__DOCUMENT EXTRACT__.
========================

US-20260127224-A1 - CONSTRUCTION OF POINT-IN-TIME GRAPH FOR ANALYTICS QUERIES

US20260127224A1US 20260127224 A1US20260127224 A1US 20260127224A1US-20260127224-A1

Abstract

A method for constructing a point-in-time global consistent graph is described. The method includes accessing a stream of data from a transactional graph database, receiving, at a scalable persistent computational platform that is separate from the transactional graph database, a graph analytics query that indicates a time attribute value, in response to receiving the graph analytics query, constructing, at the scalable persistent computational platform, a point-in-time graph snapshot based on the stream of data and the time attribute value, and processing, at the scalable persistent computational platform, the graph analytics query with the point-in-time graph snapshot.

Inventors

HongJiang Zhang
Xubin Chen
Jun Li

Assignees

EBAY INC.

Dates

Publication Date: 20260507
Application Date: 20241104

Claims (20)

1 . A computer-implemented method comprising: accessing a stream of data from a transactional graph database; receiving, at a scalable persistent computational platform that is separate from the transactional graph database, a graph analytics query that indicates a time attribute value; in response to receiving the graph analytics query, constructing, at the scalable persistent computational platform, a point-in-time graph snapshot based on the stream of data and the time attribute value by reconstructing the point-in-time graph snapshot exclusively from database snapshots and database mutation logs already stored at the scalable persistent computational platform, without making any further requests to the transactional graph database after receiving the graph analytics query; and processing, at the scalable persistent computational platform, the graph analytics query with the reconstructed point-in-time graph snapshot.
2 . The computer-implemented method of claim 1 , wherein the stream of data comprises a plurality of database snapshots of the transactional graph database and a stream of database mutation logs of the transactional graph database.
3 . The computer-implemented method of claim 2 , further comprising: storing the plurality of database snapshots and the stream of database mutation logs at the scalable persistent computational platform.
4 . The computer-implemented method of claim 2 , wherein constructing the point-in-time graph snapshot further comprises: constructing the point-in-time graph snapshot corresponding to the time attribute value based on one or more database snapshots of the plurality of database snapshots, the one or more database snapshots corresponding to the time attribute value, and one or more database mutation logs from the stream of database mutation logs, the one or more database mutation logs corresponding to the time attribute value.
5 . The computer-implemented method of claim 4 , wherein the one or more database mutation logs comprise a combination of unmerged database mutation logs and merged database mutation logs corresponding to the time attribute value.

========================

__RECORDED INFORMATION__.
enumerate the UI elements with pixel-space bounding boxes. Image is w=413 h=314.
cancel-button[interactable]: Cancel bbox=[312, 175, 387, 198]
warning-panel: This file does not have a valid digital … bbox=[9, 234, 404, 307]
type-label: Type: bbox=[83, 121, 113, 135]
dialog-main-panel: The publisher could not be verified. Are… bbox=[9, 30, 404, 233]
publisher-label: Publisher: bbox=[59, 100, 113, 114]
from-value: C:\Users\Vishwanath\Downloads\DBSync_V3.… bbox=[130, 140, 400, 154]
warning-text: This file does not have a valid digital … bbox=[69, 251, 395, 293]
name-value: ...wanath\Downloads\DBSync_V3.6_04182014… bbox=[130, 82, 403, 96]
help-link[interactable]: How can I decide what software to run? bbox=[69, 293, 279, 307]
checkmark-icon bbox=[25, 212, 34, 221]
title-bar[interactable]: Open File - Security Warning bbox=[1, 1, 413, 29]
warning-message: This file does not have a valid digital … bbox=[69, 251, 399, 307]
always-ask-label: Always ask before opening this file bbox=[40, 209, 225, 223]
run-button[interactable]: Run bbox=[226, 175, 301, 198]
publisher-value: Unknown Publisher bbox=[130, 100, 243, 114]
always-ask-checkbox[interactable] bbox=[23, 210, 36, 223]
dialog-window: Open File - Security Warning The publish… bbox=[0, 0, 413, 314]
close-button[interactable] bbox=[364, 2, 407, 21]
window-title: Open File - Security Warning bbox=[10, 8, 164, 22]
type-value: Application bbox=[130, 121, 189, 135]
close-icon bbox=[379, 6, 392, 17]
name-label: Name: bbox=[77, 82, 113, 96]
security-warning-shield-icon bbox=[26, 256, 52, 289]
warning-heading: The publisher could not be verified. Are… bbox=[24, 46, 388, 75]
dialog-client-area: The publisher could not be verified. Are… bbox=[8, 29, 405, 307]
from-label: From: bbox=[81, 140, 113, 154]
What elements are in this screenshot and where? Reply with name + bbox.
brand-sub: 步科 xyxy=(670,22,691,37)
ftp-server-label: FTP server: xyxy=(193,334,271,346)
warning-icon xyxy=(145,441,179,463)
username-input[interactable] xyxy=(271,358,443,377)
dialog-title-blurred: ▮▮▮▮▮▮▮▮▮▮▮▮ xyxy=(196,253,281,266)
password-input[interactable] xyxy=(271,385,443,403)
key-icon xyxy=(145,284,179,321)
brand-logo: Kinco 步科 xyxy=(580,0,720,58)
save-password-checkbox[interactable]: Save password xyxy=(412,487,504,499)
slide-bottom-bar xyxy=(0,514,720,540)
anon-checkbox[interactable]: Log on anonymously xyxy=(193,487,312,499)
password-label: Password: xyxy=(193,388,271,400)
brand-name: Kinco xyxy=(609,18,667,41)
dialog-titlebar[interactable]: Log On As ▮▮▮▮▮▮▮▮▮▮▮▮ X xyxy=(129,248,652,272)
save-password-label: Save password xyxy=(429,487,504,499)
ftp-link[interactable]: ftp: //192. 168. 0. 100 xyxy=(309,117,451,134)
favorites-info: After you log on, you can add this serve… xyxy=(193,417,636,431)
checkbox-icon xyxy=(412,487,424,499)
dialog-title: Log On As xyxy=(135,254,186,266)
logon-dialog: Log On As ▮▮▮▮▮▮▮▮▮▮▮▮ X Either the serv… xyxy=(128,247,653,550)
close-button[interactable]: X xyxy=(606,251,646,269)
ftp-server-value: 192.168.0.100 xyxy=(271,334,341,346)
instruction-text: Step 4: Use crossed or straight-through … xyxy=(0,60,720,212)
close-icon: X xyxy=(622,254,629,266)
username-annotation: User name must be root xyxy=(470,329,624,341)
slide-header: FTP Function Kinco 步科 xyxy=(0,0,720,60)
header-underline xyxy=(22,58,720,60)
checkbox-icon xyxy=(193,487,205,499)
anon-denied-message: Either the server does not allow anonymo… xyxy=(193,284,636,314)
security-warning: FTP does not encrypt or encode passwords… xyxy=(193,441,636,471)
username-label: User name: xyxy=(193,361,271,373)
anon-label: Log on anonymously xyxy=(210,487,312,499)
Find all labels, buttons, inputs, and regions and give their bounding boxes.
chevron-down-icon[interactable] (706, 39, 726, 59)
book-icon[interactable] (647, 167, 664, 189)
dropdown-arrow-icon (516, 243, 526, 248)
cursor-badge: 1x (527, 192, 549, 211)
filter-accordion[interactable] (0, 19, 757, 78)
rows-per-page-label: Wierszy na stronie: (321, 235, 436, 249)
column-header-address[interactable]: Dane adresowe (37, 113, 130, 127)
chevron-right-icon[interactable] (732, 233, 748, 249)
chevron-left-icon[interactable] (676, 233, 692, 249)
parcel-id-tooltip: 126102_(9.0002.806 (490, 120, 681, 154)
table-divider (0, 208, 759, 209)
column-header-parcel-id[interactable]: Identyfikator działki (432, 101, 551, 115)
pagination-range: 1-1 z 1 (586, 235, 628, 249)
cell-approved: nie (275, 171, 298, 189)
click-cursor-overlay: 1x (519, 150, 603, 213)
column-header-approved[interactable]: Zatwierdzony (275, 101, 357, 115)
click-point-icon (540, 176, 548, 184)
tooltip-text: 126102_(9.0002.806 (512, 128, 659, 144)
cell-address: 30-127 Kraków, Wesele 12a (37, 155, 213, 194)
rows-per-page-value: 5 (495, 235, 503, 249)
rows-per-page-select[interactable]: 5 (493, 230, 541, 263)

========================

__GIVEN EXERCISE 1__. In the patent text on point-in-time graph construction, what value does the graph analytics query indicate?
__GIVEN EXERCISE 2__. List every inventor named in the patent text on point-in-time graph construction.
__GIVEN EXERCISE 3__. Continue the patent text on point-in-time graph construction from the point where it stops.

__RESULT 1__. A time attribute value.

__RESULT 2__. HongJiang Zhang, Xubin Chen, Jun Li

__RESULT 3__.
6 . The computer-implemented method of claim 2 , wherein constructing the point-in-time graph snapshot further comprises: constructing, at the scalable persistent computational platform, the point-in-time graph snapshot corresponding to the time attribute value based on the constructed point-in-time database snapshot corresponding to the time attribute value.
7 . The computer-implemented method of claim 2 , wherein constructing the point-in-time graph snapshot further comprises: identifying a time window comprising a last database snapshot prior to the time attribute value and one or more database mutation logs between the last database snapshot and an unmerged database mutation log prior to the time attribute value.
8 . The computer-implemented method of claim 7 , further comprising: merging the one or more database mutation logs identified in the time window.
9 . The computer-implemented method of claim 1 , wherein the graph analytics query is processed at the scalable persistent computational platform, and a graph transactional query is processed at the transactional graph database.
10 . The computer-implemented method of claim 1 , wherein the graph analytics query and a graph transactional query are processed on separate systems.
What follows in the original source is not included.